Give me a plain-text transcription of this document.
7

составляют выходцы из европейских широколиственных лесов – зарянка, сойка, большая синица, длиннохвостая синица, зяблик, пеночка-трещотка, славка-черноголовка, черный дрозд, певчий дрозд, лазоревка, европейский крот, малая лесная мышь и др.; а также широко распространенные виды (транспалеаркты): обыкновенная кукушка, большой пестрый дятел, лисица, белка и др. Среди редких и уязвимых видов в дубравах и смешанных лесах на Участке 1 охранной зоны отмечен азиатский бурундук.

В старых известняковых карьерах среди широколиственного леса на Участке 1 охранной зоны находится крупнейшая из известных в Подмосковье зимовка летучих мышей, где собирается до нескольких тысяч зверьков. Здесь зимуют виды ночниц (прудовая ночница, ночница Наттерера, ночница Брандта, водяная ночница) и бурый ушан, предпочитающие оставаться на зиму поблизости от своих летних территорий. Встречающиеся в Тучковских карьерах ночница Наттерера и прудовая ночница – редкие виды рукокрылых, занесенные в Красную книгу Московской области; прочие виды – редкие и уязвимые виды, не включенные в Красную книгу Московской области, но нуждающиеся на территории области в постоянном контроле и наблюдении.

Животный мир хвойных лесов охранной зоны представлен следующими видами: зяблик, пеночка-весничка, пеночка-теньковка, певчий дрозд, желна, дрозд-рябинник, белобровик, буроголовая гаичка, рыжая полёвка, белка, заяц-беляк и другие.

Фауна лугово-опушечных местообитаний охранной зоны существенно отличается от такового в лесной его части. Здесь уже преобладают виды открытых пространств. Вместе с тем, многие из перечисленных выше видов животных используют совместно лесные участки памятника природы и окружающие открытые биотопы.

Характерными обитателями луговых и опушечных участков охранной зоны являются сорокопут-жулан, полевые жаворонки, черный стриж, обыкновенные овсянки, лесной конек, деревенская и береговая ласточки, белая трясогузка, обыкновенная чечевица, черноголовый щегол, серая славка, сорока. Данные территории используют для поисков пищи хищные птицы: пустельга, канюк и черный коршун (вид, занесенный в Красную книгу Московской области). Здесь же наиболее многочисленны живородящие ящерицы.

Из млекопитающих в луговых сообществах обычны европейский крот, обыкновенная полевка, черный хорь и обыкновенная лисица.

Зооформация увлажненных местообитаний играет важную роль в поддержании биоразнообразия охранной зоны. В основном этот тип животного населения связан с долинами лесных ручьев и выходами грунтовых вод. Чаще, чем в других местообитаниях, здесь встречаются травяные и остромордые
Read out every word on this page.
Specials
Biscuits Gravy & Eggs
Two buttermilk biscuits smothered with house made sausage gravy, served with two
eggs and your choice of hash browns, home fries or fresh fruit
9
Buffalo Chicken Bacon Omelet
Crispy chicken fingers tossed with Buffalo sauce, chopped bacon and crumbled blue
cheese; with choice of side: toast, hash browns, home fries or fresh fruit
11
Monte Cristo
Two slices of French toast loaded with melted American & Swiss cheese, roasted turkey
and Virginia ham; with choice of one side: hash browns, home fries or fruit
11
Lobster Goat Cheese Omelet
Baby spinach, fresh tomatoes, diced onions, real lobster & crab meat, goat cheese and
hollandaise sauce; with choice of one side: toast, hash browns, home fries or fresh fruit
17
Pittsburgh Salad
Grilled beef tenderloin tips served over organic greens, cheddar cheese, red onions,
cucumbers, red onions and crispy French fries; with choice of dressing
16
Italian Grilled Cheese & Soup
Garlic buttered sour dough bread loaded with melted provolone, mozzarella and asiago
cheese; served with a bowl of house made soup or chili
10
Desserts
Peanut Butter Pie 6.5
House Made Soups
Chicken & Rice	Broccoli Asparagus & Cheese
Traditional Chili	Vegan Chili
::::
▶ [Stated goal]: Retype each record exactly, leaving nothing out.

▶ [Complete response]:
Give me a plain-text transcription of this document.
7

составляют выходцы из европейских широколиственных лесов – зарянка, сойка, большая синица, длиннохвостая синица, зяблик, пеночка-трещотка, славка-черноголовка, черный дрозд, певчий дрозд, лазоревка, европейский крот, малая лесная мышь и др.; а также широко распространенные виды (транспалеаркты): обыкновенная кукушка, большой пестрый дятел, лисица, белка и др. Среди редких и уязвимых видов в дубравах и смешанных лесах на Участке 1 охранной зоны отмечен азиатский бурундук.

В старых известняковых карьерах среди широколиственного леса на Участке 1 охранной зоны находится крупнейшая из известных в Подмосковье зимовка летучих мышей, где собирается до нескольких тысяч зверьков. Здесь зимуют виды ночниц (прудовая ночница, ночница Наттерера, ночница Брандта, водяная ночница) и бурый ушан, предпочитающие оставаться на зиму поблизости от своих летних территорий. Встречающиеся в Тучковских карьерах ночница Наттерера и прудовая ночница – редкие виды рукокрылых, занесенные в Красную книгу Московской области; прочие виды – редкие и уязвимые виды, не включенные в Красную книгу Московской области, но нуждающиеся на территории области в постоянном контроле и наблюдении.

Животный мир хвойных лесов охранной зоны представлен следующими видами: зяблик, пеночка-весничка, пеночка-теньковка, певчий дрозд, желна, дрозд-рябинник, белобровик, буроголовая гаичка, рыжая полёвка, белка, заяц-беляк и другие.

Фауна лугово-опушечных местообитаний охранной зоны существенно отличается от такового в лесной его части. Здесь уже преобладают виды открытых пространств. Вместе с тем, многие из перечисленных выше видов животных используют совместно лесные участки памятника природы и окружающие открытые биотопы.

Характерными обитателями луговых и опушечных участков охранной зоны являются сорокопут-жулан, полевые жаворонки, черный стриж, обыкновенные овсянки, лесной конек, деревенская и береговая ласточки, белая трясогузка, обыкновенная чечевица, черноголовый щегол, серая славка, сорока. Данные территории используют для поисков пищи хищные птицы: пустельга, канюк и черный коршун (вид, занесенный в Красную книгу Московской области). Здесь же наиболее многочисленны живородящие ящерицы.

Из млекопитающих в луговых сообществах обычны европейский крот, обыкновенная полевка, черный хорь и обыкновенная лисица.

Зооформация увлажненных местообитаний играет важную роль в поддержании биоразнообразия охранной зоны. В основном этот тип животного населения связан с долинами лесных ручьев и выходами грунтовых вод. Чаще, чем в других местообитаниях, здесь встречаются травяные и остромордые
Read out every word on this page.
Specials
Biscuits Gravy & Eggs
Two buttermilk biscuits smothered with house made sausage gravy, served with two
eggs and your choice of hash browns, home fries or fresh fruit
9
Buffalo Chicken Bacon Omelet
Crispy chicken fingers tossed with Buffalo sauce, chopped bacon and crumbled blue
cheese; with choice of side: toast, hash browns, home fries or fresh fruit
11
Monte Cristo
Two slices of French toast loaded with melted American & Swiss cheese, roasted turkey
and Virginia ham; with choice of one side: hash browns, home fries or fruit
11
Lobster Goat Cheese Omelet
Baby spinach, fresh tomatoes, diced onions, real lobster & crab meat, goat cheese and
hollandaise sauce; with choice of one side: toast, hash browns, home fries or fresh fruit
17
Pittsburgh Salad
Grilled beef tenderloin tips served over organic greens, cheddar cheese, red onions,
cucumbers, red onions and crispy French fries; with choice of dressing
16
Italian Grilled Cheese & Soup
Garlic buttered sour dough bread loaded with melted provolone, mozzarella and asiago
cheese; served with a bowl of house made soup or chili
10
Desserts
Peanut Butter Pie 6.5
House Made Soups
Chicken & Rice	Broccoli Asparagus & Cheese
Traditional Chili	Vegan Chili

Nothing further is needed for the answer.